# [Extrait choisi]
L’essence de la vie est qu’elle représente un défi. Parfois, c’est délicieux, et parfois, c’est amer. Parfois, votre corps se crispe, et parfois il se détend et s’ouvre. Parfois, vous avez un mal de tête, et parfois vous vous sentez 100% en bonne santé. D’un point de vue de l’éveillé, essayer de régler tous les points de détails et finalement les résoudre, c’est la mort, car cela implique de rejeter énormément de votre expérience basique de vie. Il y a quelque chose de violent dans cette approche de la vie, lorsque l’on essaye de lisser tous les points rugueux et les imperfections afin de transformer ce voyage en quelque chose de lisse et parfait.
Etre entièrement vivant, entièrement humain et complètement éveillé, c’est être continuellement jeté hors du nid. Vivre entièrement, c’est être constamment dans un no-man’s-land, expérimentant ainsi chaque moment comme étant complètement nouveau et frais. Vivre, c’est vouloir mourir encore et encore. Du point de vue de l’éveillé, c’est ça, la vie.

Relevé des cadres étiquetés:
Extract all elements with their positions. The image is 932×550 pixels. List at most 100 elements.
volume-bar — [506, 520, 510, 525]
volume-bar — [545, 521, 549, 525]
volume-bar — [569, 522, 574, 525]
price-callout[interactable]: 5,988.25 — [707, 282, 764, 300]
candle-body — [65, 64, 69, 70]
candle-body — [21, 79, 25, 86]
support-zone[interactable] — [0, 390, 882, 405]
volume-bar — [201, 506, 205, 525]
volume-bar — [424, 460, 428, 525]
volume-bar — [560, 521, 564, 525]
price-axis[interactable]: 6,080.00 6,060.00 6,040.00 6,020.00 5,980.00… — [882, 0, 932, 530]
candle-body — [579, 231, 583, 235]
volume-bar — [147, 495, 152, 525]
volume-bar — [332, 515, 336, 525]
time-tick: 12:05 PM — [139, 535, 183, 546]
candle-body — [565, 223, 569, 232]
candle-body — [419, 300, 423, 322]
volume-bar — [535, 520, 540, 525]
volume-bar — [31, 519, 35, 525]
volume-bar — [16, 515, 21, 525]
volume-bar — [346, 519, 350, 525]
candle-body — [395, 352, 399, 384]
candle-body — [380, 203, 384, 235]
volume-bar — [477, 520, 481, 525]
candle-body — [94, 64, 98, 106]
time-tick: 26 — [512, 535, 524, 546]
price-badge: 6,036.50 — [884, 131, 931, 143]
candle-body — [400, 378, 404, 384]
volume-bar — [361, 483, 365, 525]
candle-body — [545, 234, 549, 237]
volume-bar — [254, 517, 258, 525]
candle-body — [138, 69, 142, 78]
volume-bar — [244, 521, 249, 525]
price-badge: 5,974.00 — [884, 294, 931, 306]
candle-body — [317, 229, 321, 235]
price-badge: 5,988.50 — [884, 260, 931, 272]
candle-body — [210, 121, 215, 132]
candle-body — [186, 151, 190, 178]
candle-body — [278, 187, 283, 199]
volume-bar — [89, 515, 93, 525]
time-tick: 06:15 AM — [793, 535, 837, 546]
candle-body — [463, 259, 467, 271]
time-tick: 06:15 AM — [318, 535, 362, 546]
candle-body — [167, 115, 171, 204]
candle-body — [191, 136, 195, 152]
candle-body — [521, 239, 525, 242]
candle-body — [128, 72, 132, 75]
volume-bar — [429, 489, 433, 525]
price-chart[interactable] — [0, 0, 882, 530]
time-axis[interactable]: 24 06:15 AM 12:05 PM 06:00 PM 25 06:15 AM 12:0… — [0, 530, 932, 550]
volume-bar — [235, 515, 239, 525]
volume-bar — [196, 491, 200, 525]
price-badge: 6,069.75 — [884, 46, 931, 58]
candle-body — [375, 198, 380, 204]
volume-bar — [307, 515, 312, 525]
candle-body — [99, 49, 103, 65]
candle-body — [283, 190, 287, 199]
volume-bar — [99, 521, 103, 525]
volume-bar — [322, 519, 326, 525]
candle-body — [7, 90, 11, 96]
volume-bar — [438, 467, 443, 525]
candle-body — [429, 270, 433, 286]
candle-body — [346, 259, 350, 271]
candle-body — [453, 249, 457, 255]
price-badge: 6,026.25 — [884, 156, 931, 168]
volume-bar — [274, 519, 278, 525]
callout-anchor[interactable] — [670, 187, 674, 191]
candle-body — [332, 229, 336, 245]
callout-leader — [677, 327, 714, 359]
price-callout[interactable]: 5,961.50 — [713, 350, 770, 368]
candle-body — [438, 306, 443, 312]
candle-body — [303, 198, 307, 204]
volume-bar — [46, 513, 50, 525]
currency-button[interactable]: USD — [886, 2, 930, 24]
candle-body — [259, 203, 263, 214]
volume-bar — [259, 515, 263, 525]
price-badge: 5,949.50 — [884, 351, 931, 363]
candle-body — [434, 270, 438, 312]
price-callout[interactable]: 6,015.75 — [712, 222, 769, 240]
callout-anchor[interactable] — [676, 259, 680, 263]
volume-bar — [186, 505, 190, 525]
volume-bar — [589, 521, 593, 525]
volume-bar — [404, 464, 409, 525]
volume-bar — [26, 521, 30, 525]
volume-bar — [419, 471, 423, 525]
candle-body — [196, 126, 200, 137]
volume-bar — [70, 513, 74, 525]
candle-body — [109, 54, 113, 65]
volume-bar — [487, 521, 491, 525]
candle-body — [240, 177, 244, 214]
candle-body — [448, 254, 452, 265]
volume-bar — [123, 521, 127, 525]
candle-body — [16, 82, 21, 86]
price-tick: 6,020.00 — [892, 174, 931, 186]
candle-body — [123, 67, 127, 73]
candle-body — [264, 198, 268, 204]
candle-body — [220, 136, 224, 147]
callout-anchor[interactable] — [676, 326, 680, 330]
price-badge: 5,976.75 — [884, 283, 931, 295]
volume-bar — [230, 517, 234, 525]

# [Exercice écrit 1]
Recopiez fidèlement le passage de l'extrait sur l'éveil compris entre « L’essence de la » et « lisse et parfait. », ces deux bornes incluses.
# [Exercice écrit 2]
Transcrivez à l'identique les lignes du relevé, depuis son début jusqu'à la ligne contenant « volume-bar — [560, 521, 564, 525] », celle-ci comprise.
Le texte et le relevé sont deux documents indépendants l'un de l'autre.

# [Corrigé 1]
L’essence de la vie est qu’elle représente un défi. Parfois, c’est délicieux, et parfois, c’est amer. Parfois, votre corps se crispe, et parfois il se détend et s’ouvre. Parfois, vous avez un mal de tête, et parfois vous vous sentez 100% en bonne santé. D’un point de vue de l’éveillé, essayer de régler tous les points de détails et finalement les résoudre, c’est la mort, car cela implique de rejeter énormément de votre expérience basique de vie. Il y a quelque chose de violent dans cette approche de la vie, lorsque l’on essaye de lisser tous les points rugueux et les imperfections afin de transformer ce voyage en quelque chose de lisse et parfait.

# [Corrigé 2]
Extract all elements with their positions. The image is 932×550 pixels. List at most 100 elements.
volume-bar — [506, 520, 510, 525]
volume-bar — [545, 521, 549, 525]
volume-bar — [569, 522, 574, 525]
price-callout[interactable]: 5,988.25 — [707, 282, 764, 300]
candle-body — [65, 64, 69, 70]
candle-body — [21, 79, 25, 86]
support-zone[interactable] — [0, 390, 882, 405]
volume-bar — [201, 506, 205, 525]
volume-bar — [424, 460, 428, 525]
volume-bar — [560, 521, 564, 525]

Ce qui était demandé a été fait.